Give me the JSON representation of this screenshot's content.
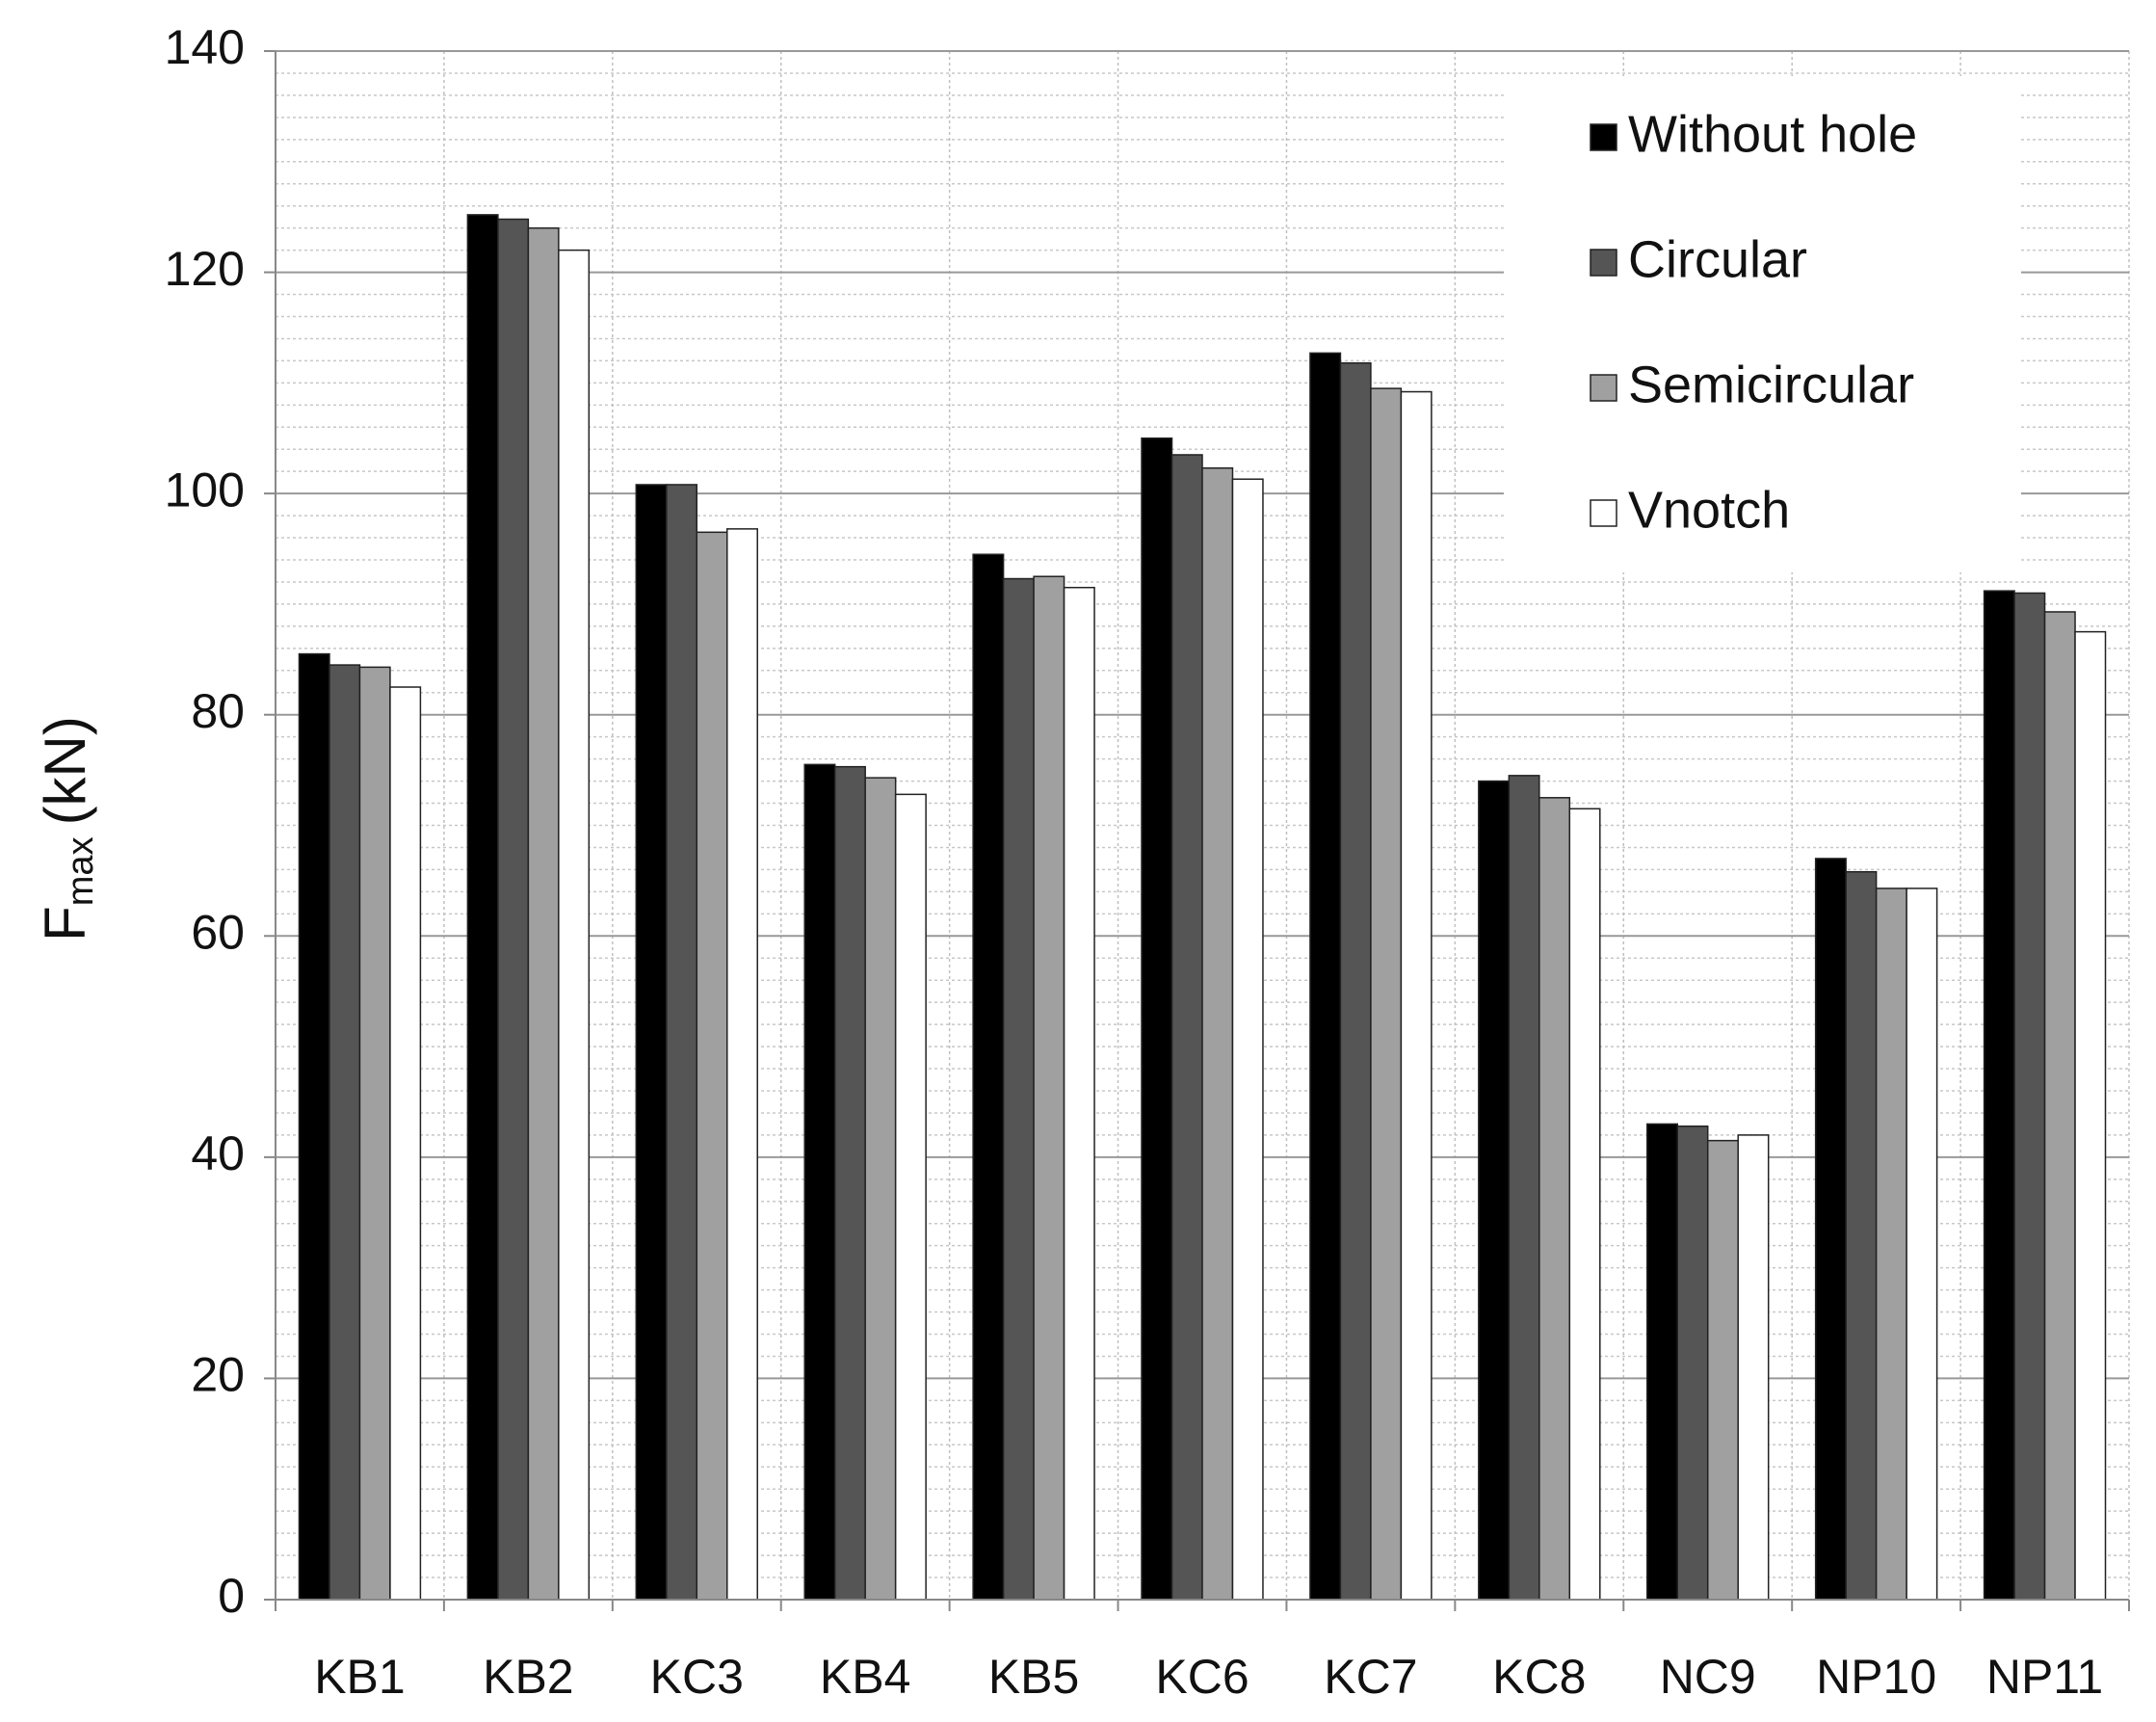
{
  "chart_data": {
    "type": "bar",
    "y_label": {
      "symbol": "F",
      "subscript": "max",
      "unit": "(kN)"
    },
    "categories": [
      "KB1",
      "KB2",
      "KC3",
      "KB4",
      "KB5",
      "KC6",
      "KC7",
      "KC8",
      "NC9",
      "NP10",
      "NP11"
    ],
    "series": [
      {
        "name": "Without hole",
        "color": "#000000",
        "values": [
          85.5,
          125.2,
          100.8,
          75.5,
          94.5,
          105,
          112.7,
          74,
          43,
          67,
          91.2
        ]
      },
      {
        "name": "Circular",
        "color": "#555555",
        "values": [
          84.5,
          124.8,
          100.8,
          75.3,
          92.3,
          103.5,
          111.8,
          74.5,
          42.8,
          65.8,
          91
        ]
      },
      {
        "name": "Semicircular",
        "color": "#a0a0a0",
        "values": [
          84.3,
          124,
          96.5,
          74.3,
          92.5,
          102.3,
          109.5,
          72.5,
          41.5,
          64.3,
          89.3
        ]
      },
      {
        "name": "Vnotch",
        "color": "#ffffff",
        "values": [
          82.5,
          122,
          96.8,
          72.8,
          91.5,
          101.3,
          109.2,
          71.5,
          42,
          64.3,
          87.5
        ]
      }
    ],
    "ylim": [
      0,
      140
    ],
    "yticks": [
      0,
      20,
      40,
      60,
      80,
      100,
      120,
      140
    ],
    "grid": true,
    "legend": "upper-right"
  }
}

Requirements: Take the listing above and print it exactly, apart from the pictures.

Written reply:
Give me the JSON representation of this screenshot's content.
{
  "chart_data": {
    "type": "bar",
    "y_label": {
      "symbol": "F",
      "subscript": "max",
      "unit": "(kN)"
    },
    "categories": [
      "KB1",
      "KB2",
      "KC3",
      "KB4",
      "KB5",
      "KC6",
      "KC7",
      "KC8",
      "NC9",
      "NP10",
      "NP11"
    ],
    "series": [
      {
        "name": "Without hole",
        "color": "#000000",
        "values": [
          85.5,
          125.2,
          100.8,
          75.5,
          94.5,
          105,
          112.7,
          74,
          43,
          67,
          91.2
        ]
      },
      {
        "name": "Circular",
        "color": "#555555",
        "values": [
          84.5,
          124.8,
          100.8,
          75.3,
          92.3,
          103.5,
          111.8,
          74.5,
          42.8,
          65.8,
          91
        ]
      },
      {
        "name": "Semicircular",
        "color": "#a0a0a0",
        "values": [
          84.3,
          124,
          96.5,
          74.3,
          92.5,
          102.3,
          109.5,
          72.5,
          41.5,
          64.3,
          89.3
        ]
      },
      {
        "name": "Vnotch",
        "color": "#ffffff",
        "values": [
          82.5,
          122,
          96.8,
          72.8,
          91.5,
          101.3,
          109.2,
          71.5,
          42,
          64.3,
          87.5
        ]
      }
    ],
    "ylim": [
      0,
      140
    ],
    "yticks": [
      0,
      20,
      40,
      60,
      80,
      100,
      120,
      140
    ],
    "grid": true,
    "legend": "upper-right"
  }
}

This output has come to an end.